:: Input records
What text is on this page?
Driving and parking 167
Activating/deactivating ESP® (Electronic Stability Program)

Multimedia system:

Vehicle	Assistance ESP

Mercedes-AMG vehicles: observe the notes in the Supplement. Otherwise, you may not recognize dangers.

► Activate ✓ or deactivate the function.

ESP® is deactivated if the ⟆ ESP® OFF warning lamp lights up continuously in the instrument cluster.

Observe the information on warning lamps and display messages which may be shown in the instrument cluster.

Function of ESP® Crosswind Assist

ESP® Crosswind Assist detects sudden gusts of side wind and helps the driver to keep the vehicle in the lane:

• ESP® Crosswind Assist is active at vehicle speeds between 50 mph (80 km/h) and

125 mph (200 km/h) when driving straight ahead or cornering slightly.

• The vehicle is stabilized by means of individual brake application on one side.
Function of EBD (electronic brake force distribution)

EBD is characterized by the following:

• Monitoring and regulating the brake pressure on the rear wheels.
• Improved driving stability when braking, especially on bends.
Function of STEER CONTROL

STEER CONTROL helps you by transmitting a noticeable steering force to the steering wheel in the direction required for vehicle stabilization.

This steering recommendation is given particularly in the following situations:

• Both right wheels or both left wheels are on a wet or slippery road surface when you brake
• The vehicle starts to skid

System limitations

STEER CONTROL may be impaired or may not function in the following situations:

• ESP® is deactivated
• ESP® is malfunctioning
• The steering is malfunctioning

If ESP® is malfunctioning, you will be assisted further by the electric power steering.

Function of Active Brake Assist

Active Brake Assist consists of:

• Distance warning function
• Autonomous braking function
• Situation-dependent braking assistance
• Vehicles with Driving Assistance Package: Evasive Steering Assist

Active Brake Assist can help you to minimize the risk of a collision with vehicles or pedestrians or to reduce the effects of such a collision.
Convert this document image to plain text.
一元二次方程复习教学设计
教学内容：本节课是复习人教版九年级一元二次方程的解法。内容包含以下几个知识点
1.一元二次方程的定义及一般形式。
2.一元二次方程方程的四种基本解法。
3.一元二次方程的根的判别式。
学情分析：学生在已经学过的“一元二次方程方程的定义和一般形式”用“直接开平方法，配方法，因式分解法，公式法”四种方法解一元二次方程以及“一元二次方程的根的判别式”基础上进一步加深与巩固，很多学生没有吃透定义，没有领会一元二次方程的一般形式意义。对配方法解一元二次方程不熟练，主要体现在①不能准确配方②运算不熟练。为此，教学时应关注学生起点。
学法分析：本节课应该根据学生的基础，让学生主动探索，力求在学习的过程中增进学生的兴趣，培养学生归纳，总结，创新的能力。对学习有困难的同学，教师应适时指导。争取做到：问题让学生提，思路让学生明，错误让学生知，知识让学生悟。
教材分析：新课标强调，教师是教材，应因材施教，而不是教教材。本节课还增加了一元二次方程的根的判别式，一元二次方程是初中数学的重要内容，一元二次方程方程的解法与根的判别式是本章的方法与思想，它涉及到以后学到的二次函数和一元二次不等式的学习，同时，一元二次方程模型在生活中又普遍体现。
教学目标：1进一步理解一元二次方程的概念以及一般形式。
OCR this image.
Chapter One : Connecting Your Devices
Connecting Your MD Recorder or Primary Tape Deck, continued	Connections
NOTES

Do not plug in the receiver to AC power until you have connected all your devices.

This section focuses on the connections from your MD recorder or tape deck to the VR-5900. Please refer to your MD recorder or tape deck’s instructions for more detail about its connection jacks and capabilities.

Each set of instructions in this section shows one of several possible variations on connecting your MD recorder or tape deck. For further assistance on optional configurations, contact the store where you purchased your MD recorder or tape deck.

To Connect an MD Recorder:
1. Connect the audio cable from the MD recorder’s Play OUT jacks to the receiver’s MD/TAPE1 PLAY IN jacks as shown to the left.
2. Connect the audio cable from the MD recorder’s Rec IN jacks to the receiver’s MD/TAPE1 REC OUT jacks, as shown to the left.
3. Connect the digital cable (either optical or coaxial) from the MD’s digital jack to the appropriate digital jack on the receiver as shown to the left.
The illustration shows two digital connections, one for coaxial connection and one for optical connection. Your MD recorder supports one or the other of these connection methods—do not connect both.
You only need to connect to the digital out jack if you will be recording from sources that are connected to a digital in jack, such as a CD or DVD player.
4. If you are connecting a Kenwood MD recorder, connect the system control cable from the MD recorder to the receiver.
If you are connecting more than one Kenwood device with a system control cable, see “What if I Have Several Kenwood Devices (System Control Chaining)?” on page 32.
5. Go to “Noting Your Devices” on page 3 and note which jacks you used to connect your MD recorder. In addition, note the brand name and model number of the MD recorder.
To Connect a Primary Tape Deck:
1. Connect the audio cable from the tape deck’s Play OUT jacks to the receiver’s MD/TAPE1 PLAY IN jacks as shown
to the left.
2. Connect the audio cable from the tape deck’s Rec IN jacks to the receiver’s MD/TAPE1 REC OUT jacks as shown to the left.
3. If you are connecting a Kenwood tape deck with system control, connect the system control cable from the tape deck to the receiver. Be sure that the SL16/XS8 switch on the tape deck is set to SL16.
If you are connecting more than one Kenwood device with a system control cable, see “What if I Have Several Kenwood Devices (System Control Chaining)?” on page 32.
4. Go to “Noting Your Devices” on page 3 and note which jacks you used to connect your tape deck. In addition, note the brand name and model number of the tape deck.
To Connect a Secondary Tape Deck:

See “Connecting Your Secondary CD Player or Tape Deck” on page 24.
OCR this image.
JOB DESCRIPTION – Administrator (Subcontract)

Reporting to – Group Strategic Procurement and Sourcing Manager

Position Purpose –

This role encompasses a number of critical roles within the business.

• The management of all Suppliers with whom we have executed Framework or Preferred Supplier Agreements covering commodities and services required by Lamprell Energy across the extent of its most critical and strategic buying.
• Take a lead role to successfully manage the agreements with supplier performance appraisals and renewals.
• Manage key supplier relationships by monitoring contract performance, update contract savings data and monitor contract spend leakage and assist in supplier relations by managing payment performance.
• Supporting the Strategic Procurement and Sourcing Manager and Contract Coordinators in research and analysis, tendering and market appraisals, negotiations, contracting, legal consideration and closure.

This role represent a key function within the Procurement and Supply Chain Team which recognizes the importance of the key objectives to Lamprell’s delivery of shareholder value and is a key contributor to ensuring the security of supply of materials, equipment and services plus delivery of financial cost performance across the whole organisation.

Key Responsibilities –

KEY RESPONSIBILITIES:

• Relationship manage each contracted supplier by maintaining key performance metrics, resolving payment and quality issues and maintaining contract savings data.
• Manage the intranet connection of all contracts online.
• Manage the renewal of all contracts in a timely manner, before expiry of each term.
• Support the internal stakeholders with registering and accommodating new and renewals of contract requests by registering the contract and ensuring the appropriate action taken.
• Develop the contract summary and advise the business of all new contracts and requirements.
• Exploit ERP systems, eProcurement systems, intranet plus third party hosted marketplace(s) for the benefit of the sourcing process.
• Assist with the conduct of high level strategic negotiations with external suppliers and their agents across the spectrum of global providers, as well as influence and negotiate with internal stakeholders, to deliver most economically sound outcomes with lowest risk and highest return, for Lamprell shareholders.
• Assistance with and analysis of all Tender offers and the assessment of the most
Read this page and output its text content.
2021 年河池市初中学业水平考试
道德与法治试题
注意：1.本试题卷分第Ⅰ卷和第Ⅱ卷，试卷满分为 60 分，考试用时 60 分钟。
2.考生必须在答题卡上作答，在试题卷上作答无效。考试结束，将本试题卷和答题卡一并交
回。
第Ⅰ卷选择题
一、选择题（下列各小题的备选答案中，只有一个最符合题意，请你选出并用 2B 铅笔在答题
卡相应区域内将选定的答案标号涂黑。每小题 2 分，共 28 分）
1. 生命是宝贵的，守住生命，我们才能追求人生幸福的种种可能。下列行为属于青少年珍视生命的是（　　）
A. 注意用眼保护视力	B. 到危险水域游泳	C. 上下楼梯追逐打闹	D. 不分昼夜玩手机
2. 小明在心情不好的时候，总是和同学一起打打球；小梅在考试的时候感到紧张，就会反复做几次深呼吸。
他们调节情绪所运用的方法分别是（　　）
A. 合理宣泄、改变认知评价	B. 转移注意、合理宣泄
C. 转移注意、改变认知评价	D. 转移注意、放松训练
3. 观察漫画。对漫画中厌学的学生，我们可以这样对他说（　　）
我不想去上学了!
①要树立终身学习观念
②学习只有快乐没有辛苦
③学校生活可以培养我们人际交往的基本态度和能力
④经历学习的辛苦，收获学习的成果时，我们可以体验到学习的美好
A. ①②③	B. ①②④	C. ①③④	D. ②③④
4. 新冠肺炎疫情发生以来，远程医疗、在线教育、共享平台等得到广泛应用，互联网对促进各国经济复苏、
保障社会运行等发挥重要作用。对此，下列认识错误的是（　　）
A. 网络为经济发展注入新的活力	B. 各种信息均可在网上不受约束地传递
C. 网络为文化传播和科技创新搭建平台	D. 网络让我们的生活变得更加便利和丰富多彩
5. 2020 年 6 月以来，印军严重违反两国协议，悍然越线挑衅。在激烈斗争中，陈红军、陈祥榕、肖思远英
::::
What to work on:
Write out exactly the lines of the entries above that run from the line containing "Read this page and output its text content." through the last line, including both.

Correct result:
Read this page and output its text content.
2021 年河池市初中学业水平考试
道德与法治试题
注意：1.本试题卷分第Ⅰ卷和第Ⅱ卷，试卷满分为 60 分，考试用时 60 分钟。
2.考生必须在答题卡上作答，在试题卷上作答无效。考试结束，将本试题卷和答题卡一并交
回。
第Ⅰ卷选择题
一、选择题（下列各小题的备选答案中，只有一个最符合题意，请你选出并用 2B 铅笔在答题
卡相应区域内将选定的答案标号涂黑。每小题 2 分，共 28 分）
1. 生命是宝贵的，守住生命，我们才能追求人生幸福的种种可能。下列行为属于青少年珍视生命的是（　　）
A. 注意用眼保护视力	B. 到危险水域游泳	C. 上下楼梯追逐打闹	D. 不分昼夜玩手机
2. 小明在心情不好的时候，总是和同学一起打打球；小梅在考试的时候感到紧张，就会反复做几次深呼吸。
他们调节情绪所运用的方法分别是（　　）
A. 合理宣泄、改变认知评价	B. 转移注意、合理宣泄
C. 转移注意、改变认知评价	D. 转移注意、放松训练
3. 观察漫画。对漫画中厌学的学生，我们可以这样对他说（　　）
我不想去上学了!
①要树立终身学习观念
②学习只有快乐没有辛苦
③学校生活可以培养我们人际交往的基本态度和能力
④经历学习的辛苦，收获学习的成果时，我们可以体验到学习的美好
A. ①②③	B. ①②④	C. ①③④	D. ②③④
4. 新冠肺炎疫情发生以来，远程医疗、在线教育、共享平台等得到广泛应用，互联网对促进各国经济复苏、
保障社会运行等发挥重要作用。对此，下列认识错误的是（　　）
A. 网络为经济发展注入新的活力	B. 各种信息均可在网上不受约束地传递
C. 网络为文化传播和科技创新搭建平台	D. 网络让我们的生活变得更加便利和丰富多彩
5. 2020 年 6 月以来，印军严重违反两国协议，悍然越线挑衅。在激烈斗争中，陈红军、陈祥榕、肖思远英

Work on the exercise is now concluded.